▶ **TASK TO CARRY OUT**
Transcribe the entries below exactly.
[Begin RECORDS]
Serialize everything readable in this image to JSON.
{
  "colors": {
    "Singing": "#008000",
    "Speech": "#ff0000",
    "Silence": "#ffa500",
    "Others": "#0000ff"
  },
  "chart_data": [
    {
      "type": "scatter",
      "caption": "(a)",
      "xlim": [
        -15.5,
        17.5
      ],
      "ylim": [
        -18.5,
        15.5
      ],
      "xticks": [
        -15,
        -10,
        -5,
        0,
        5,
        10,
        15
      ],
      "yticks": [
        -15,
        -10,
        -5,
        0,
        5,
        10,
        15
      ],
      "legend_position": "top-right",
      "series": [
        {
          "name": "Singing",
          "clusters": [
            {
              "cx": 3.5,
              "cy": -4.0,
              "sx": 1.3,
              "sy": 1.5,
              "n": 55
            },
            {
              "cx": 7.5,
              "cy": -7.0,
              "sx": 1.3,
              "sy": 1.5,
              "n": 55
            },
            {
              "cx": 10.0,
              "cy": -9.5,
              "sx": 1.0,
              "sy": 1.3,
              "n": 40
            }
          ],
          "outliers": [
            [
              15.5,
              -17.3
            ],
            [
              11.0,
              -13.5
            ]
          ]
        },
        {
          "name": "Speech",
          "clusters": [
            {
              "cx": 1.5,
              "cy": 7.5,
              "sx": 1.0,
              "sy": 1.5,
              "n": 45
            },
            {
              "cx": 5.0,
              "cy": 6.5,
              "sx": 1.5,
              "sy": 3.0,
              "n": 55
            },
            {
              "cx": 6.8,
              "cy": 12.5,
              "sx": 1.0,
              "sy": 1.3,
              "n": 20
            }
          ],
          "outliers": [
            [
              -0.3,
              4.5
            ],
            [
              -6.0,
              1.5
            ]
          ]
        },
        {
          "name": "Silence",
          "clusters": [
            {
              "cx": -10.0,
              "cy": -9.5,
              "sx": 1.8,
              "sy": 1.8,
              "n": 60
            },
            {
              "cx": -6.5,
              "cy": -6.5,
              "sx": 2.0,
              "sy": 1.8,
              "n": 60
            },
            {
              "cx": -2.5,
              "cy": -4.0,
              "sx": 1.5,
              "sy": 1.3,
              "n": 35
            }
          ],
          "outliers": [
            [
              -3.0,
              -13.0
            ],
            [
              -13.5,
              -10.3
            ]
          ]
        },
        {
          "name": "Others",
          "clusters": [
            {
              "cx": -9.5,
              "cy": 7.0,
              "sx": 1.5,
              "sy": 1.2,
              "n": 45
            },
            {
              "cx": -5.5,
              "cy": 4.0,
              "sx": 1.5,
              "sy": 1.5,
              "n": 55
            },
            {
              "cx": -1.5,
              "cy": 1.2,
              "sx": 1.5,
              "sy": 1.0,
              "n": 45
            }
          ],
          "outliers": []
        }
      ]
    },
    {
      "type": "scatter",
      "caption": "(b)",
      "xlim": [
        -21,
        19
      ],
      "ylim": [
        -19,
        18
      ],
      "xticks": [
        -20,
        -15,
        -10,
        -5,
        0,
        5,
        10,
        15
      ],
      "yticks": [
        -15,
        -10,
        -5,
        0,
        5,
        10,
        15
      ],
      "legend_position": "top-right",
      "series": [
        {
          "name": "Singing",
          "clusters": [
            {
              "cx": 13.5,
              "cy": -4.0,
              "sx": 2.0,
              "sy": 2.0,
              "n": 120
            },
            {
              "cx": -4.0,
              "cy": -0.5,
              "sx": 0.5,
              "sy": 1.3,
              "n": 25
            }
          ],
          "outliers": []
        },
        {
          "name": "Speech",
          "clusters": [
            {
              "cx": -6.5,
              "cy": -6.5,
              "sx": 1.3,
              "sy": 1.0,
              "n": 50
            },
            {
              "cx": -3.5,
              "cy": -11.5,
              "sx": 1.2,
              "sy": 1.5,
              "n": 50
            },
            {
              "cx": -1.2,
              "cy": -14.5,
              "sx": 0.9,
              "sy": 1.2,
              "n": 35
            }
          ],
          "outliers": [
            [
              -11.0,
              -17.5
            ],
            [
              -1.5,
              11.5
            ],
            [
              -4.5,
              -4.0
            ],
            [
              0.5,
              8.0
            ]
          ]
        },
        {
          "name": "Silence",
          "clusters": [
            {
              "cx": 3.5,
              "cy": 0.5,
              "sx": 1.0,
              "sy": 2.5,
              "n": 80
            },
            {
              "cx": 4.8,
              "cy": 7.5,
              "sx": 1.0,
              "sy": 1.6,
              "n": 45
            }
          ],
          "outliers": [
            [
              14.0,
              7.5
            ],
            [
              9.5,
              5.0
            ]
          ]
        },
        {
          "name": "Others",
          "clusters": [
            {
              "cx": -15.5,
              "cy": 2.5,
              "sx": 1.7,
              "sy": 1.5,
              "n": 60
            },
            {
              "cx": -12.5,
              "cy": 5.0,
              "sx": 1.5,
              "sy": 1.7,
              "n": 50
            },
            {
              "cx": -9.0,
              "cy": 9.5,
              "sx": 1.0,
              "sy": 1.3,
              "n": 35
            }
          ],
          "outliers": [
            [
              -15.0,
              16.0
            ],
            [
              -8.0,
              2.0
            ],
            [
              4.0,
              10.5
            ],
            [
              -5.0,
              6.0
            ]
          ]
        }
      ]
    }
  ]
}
[End RECORDS]
▶ **EXERCISE ANSWER**
Serialize everything readable in this image to JSON.
{
  "colors": {
    "Singing": "#008000",
    "Speech": "#ff0000",
    "Silence": "#ffa500",
    "Others": "#0000ff"
  },
  "chart_data": [
    {
      "type": "scatter",
      "caption": "(a)",
      "xlim": [
        -15.5,
        17.5
      ],
      "ylim": [
        -18.5,
        15.5
      ],
      "xticks": [
        -15,
        -10,
        -5,
        0,
        5,
        10,
        15
      ],
      "yticks": [
        -15,
        -10,
        -5,
        0,
        5,
        10,
        15
      ],
      "legend_position": "top-right",
      "series": [
        {
          "name": "Singing",
          "clusters": [
            {
              "cx": 3.5,
              "cy": -4.0,
              "sx": 1.3,
              "sy": 1.5,
              "n": 55
            },
            {
              "cx": 7.5,
              "cy": -7.0,
              "sx": 1.3,
              "sy": 1.5,
              "n": 55
            },
            {
              "cx": 10.0,
              "cy": -9.5,
              "sx": 1.0,
              "sy": 1.3,
              "n": 40
            }
          ],
          "outliers": [
            [
              15.5,
              -17.3
            ],
            [
              11.0,
              -13.5
            ]
          ]
        },
        {
          "name": "Speech",
          "clusters": [
            {
              "cx": 1.5,
              "cy": 7.5,
              "sx": 1.0,
              "sy": 1.5,
              "n": 45
            },
            {
              "cx": 5.0,
              "cy": 6.5,
              "sx": 1.5,
              "sy": 3.0,
              "n": 55
            },
            {
              "cx": 6.8,
              "cy": 12.5,
              "sx": 1.0,
              "sy": 1.3,
              "n": 20
            }
          ],
          "outliers": [
            [
              -0.3,
              4.5
            ],
            [
              -6.0,
              1.5
            ]
          ]
        },
        {
          "name": "Silence",
          "clusters": [
            {
              "cx": -10.0,
              "cy": -9.5,
              "sx": 1.8,
              "sy": 1.8,
              "n": 60
            },
            {
              "cx": -6.5,
              "cy": -6.5,
              "sx": 2.0,
              "sy": 1.8,
              "n": 60
            },
            {
              "cx": -2.5,
              "cy": -4.0,
              "sx": 1.5,
              "sy": 1.3,
              "n": 35
            }
          ],
          "outliers": [
            [
              -3.0,
              -13.0
            ],
            [
              -13.5,
              -10.3
            ]
          ]
        },
        {
          "name": "Others",
          "clusters": [
            {
              "cx": -9.5,
              "cy": 7.0,
              "sx": 1.5,
              "sy": 1.2,
              "n": 45
            },
            {
              "cx": -5.5,
              "cy": 4.0,
              "sx": 1.5,
              "sy": 1.5,
              "n": 55
            },
            {
              "cx": -1.5,
              "cy": 1.2,
              "sx": 1.5,
              "sy": 1.0,
              "n": 45
            }
          ],
          "outliers": []
        }
      ]
    },
    {
      "type": "scatter",
      "caption": "(b)",
      "xlim": [
        -21,
        19
      ],
      "ylim": [
        -19,
        18
      ],
      "xticks": [
        -20,
        -15,
        -10,
        -5,
        0,
        5,
        10,
        15
      ],
      "yticks": [
        -15,
        -10,
        -5,
        0,
        5,
        10,
        15
      ],
      "legend_position": "top-right",
      "series": [
        {
          "name": "Singing",
          "clusters": [
            {
              "cx": 13.5,
              "cy": -4.0,
              "sx": 2.0,
              "sy": 2.0,
              "n": 120
            },
            {
              "cx": -4.0,
              "cy": -0.5,
              "sx": 0.5,
              "sy": 1.3,
              "n": 25
            }
          ],
          "outliers": []
        },
        {
          "name": "Speech",
          "clusters": [
            {
              "cx": -6.5,
              "cy": -6.5,
              "sx": 1.3,
              "sy": 1.0,
              "n": 50
            },
            {
              "cx": -3.5,
              "cy": -11.5,
              "sx": 1.2,
              "sy": 1.5,
              "n": 50
            },
            {
              "cx": -1.2,
              "cy": -14.5,
              "sx": 0.9,
              "sy": 1.2,
              "n": 35
            }
          ],
          "outliers": [
            [
              -11.0,
              -17.5
            ],
            [
              -1.5,
              11.5
            ],
            [
              -4.5,
              -4.0
            ],
            [
              0.5,
              8.0
            ]
          ]
        },
        {
          "name": "Silence",
          "clusters": [
            {
              "cx": 3.5,
              "cy": 0.5,
              "sx": 1.0,
              "sy": 2.5,
              "n": 80
            },
            {
              "cx": 4.8,
              "cy": 7.5,
              "sx": 1.0,
              "sy": 1.6,
              "n": 45
            }
          ],
          "outliers": [
            [
              14.0,
              7.5
            ],
            [
              9.5,
              5.0
            ]
          ]
        },
        {
          "name": "Others",
          "clusters": [
            {
              "cx": -15.5,
              "cy": 2.5,
              "sx": 1.7,
              "sy": 1.5,
              "n": 60
            },
            {
              "cx": -12.5,
              "cy": 5.0,
              "sx": 1.5,
              "sy": 1.7,
              "n": 50
            },
            {
              "cx": -9.0,
              "cy": 9.5,
              "sx": 1.0,
              "sy": 1.3,
              "n": 35
            }
          ],
          "outliers": [
            [
              -15.0,
              16.0
            ],
            [
              -8.0,
              2.0
            ],
            [
              4.0,
              10.5
            ],
            [
              -5.0,
              6.0
            ]
          ]
        }
      ]
    }
  ]
}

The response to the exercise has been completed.